● Problem requirements: Retype the records that come next, word for word.

────────────────────

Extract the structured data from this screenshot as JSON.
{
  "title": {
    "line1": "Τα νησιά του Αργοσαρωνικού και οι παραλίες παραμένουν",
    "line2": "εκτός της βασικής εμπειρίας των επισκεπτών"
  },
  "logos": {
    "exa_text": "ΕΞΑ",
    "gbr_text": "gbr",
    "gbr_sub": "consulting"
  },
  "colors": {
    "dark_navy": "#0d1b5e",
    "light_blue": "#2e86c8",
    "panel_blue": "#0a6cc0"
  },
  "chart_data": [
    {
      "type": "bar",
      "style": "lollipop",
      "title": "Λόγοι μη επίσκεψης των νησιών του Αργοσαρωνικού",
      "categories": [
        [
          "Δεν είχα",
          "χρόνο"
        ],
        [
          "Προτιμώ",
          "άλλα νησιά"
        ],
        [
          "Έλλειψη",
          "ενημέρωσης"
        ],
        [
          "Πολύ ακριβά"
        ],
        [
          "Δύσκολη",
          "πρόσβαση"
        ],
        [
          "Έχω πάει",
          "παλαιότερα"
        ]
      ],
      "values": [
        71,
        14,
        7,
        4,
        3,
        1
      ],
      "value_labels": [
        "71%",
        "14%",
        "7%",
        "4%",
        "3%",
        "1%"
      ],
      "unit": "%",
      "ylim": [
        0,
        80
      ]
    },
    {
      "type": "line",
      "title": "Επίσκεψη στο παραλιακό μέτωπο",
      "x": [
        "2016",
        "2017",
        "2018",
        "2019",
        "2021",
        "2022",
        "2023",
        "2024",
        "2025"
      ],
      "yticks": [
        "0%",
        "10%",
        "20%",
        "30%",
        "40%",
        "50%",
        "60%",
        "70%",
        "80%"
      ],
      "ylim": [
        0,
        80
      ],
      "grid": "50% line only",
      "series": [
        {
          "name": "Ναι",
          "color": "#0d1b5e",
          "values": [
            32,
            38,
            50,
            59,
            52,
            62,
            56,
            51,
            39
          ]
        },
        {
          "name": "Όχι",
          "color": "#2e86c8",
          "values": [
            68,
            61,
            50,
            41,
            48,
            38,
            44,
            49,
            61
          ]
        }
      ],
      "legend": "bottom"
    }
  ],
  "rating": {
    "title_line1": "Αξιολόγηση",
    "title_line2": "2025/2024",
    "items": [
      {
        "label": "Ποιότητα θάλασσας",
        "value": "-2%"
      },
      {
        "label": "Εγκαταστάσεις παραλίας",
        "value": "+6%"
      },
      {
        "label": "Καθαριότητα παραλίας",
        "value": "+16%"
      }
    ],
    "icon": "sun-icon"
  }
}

────────────────────

● Full response:
Extract the structured data from this screenshot as JSON.
{
  "title": {
    "line1": "Τα νησιά του Αργοσαρωνικού και οι παραλίες παραμένουν",
    "line2": "εκτός της βασικής εμπειρίας των επισκεπτών"
  },
  "logos": {
    "exa_text": "ΕΞΑ",
    "gbr_text": "gbr",
    "gbr_sub": "consulting"
  },
  "colors": {
    "dark_navy": "#0d1b5e",
    "light_blue": "#2e86c8",
    "panel_blue": "#0a6cc0"
  },
  "chart_data": [
    {
      "type": "bar",
      "style": "lollipop",
      "title": "Λόγοι μη επίσκεψης των νησιών του Αργοσαρωνικού",
      "categories": [
        [
          "Δεν είχα",
          "χρόνο"
        ],
        [
          "Προτιμώ",
          "άλλα νησιά"
        ],
        [
          "Έλλειψη",
          "ενημέρωσης"
        ],
        [
          "Πολύ ακριβά"
        ],
        [
          "Δύσκολη",
          "πρόσβαση"
        ],
        [
          "Έχω πάει",
          "παλαιότερα"
        ]
      ],
      "values": [
        71,
        14,
        7,
        4,
        3,
        1
      ],
      "value_labels": [
        "71%",
        "14%",
        "7%",
        "4%",
        "3%",
        "1%"
      ],
      "unit": "%",
      "ylim": [
        0,
        80
      ]
    },
    {
      "type": "line",
      "title": "Επίσκεψη στο παραλιακό μέτωπο",
      "x": [
        "2016",
        "2017",
        "2018",
        "2019",
        "2021",
        "2022",
        "2023",
        "2024",
        "2025"
      ],
      "yticks": [
        "0%",
        "10%",
        "20%",
        "30%",
        "40%",
        "50%",
        "60%",
        "70%",
        "80%"
      ],
      "ylim": [
        0,
        80
      ],
      "grid": "50% line only",
      "series": [
        {
          "name": "Ναι",
          "color": "#0d1b5e",
          "values": [
            32,
            38,
            50,
            59,
            52,
            62,
            56,
            51,
            39
          ]
        },
        {
          "name": "Όχι",
          "color": "#2e86c8",
          "values": [
            68,
            61,
            50,
            41,
            48,
            38,
            44,
            49,
            61
          ]
        }
      ],
      "legend": "bottom"
    }
  ],
  "rating": {
    "title_line1": "Αξιολόγηση",
    "title_line2": "2025/2024",
    "items": [
      {
        "label": "Ποιότητα θάλασσας",
        "value": "-2%"
      },
      {
        "label": "Εγκαταστάσεις παραλίας",
        "value": "+6%"
      },
      {
        "label": "Καθαριότητα παραλίας",
        "value": "+16%"
      }
    ],
    "icon": "sun-icon"
  }
}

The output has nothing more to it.